## Written problem
Write out the material exactly, without any of its pictures.

## Record list
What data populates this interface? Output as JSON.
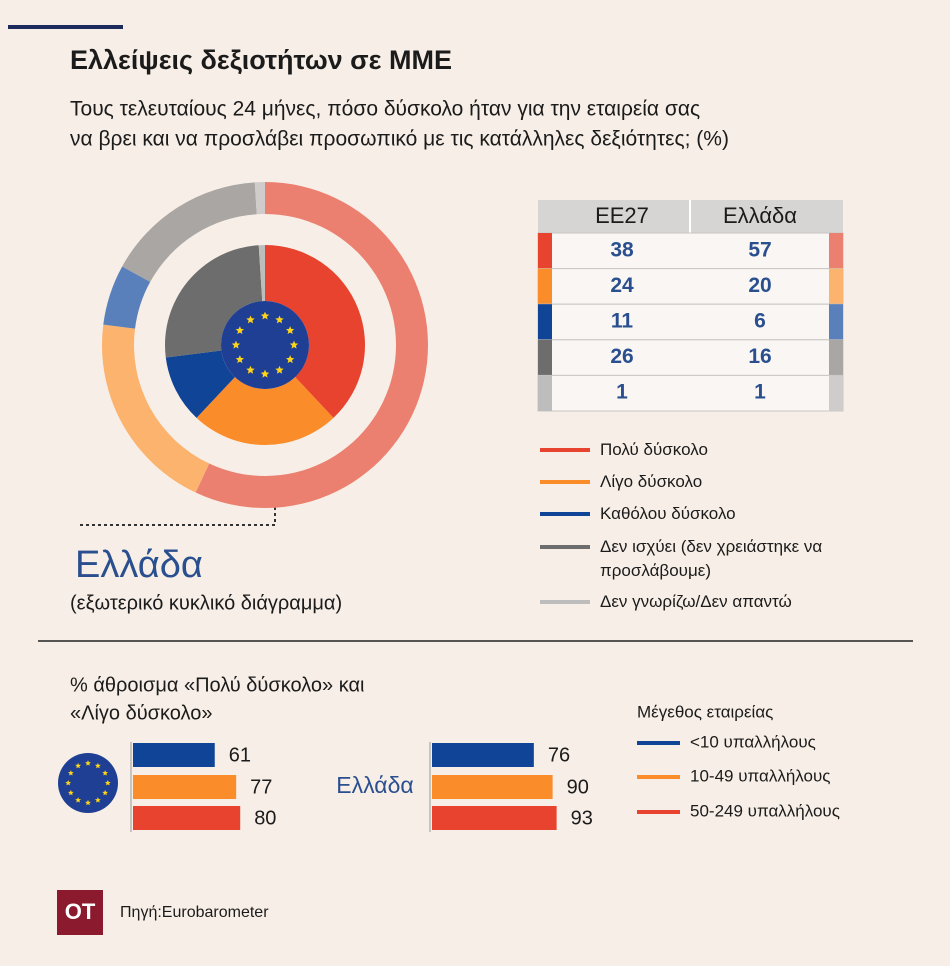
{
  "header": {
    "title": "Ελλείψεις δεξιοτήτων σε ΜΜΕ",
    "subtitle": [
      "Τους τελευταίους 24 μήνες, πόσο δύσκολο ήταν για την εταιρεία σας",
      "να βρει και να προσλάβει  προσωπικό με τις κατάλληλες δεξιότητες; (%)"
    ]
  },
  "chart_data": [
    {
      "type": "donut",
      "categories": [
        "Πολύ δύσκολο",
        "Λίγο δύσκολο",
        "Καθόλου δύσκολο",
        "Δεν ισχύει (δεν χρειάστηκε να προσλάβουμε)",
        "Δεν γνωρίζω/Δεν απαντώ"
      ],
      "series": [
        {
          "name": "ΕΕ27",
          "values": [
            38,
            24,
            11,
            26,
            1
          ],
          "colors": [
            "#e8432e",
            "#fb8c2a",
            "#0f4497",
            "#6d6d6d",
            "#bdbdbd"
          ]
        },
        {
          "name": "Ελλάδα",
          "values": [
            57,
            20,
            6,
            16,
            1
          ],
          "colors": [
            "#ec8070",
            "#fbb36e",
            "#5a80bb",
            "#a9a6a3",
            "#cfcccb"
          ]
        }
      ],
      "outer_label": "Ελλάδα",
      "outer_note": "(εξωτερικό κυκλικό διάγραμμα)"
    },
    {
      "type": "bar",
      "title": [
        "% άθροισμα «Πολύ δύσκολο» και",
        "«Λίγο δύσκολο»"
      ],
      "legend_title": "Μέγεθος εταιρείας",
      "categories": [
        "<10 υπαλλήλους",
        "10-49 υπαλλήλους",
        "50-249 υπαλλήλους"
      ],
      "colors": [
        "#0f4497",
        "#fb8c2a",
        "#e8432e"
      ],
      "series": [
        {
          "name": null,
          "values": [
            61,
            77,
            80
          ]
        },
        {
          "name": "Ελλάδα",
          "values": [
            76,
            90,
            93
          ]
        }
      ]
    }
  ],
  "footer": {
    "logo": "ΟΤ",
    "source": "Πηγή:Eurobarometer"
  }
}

## Solution
What data populates this interface? Output as JSON.
{
  "header": {
    "title": "Ελλείψεις δεξιοτήτων σε ΜΜΕ",
    "subtitle": [
      "Τους τελευταίους 24 μήνες, πόσο δύσκολο ήταν για την εταιρεία σας",
      "να βρει και να προσλάβει  προσωπικό με τις κατάλληλες δεξιότητες; (%)"
    ]
  },
  "chart_data": [
    {
      "type": "donut",
      "categories": [
        "Πολύ δύσκολο",
        "Λίγο δύσκολο",
        "Καθόλου δύσκολο",
        "Δεν ισχύει (δεν χρειάστηκε να προσλάβουμε)",
        "Δεν γνωρίζω/Δεν απαντώ"
      ],
      "series": [
        {
          "name": "ΕΕ27",
          "values": [
            38,
            24,
            11,
            26,
            1
          ],
          "colors": [
            "#e8432e",
            "#fb8c2a",
            "#0f4497",
            "#6d6d6d",
            "#bdbdbd"
          ]
        },
        {
          "name": "Ελλάδα",
          "values": [
            57,
            20,
            6,
            16,
            1
          ],
          "colors": [
            "#ec8070",
            "#fbb36e",
            "#5a80bb",
            "#a9a6a3",
            "#cfcccb"
          ]
        }
      ],
      "outer_label": "Ελλάδα",
      "outer_note": "(εξωτερικό κυκλικό διάγραμμα)"
    },
    {
      "type": "bar",
      "title": [
        "% άθροισμα «Πολύ δύσκολο» και",
        "«Λίγο δύσκολο»"
      ],
      "legend_title": "Μέγεθος εταιρείας",
      "categories": [
        "<10 υπαλλήλους",
        "10-49 υπαλλήλους",
        "50-249 υπαλλήλους"
      ],
      "colors": [
        "#0f4497",
        "#fb8c2a",
        "#e8432e"
      ],
      "series": [
        {
          "name": null,
          "values": [
            61,
            77,
            80
          ]
        },
        {
          "name": "Ελλάδα",
          "values": [
            76,
            90,
            93
          ]
        }
      ]
    }
  ],
  "footer": {
    "logo": "ΟΤ",
    "source": "Πηγή:Eurobarometer"
  }
}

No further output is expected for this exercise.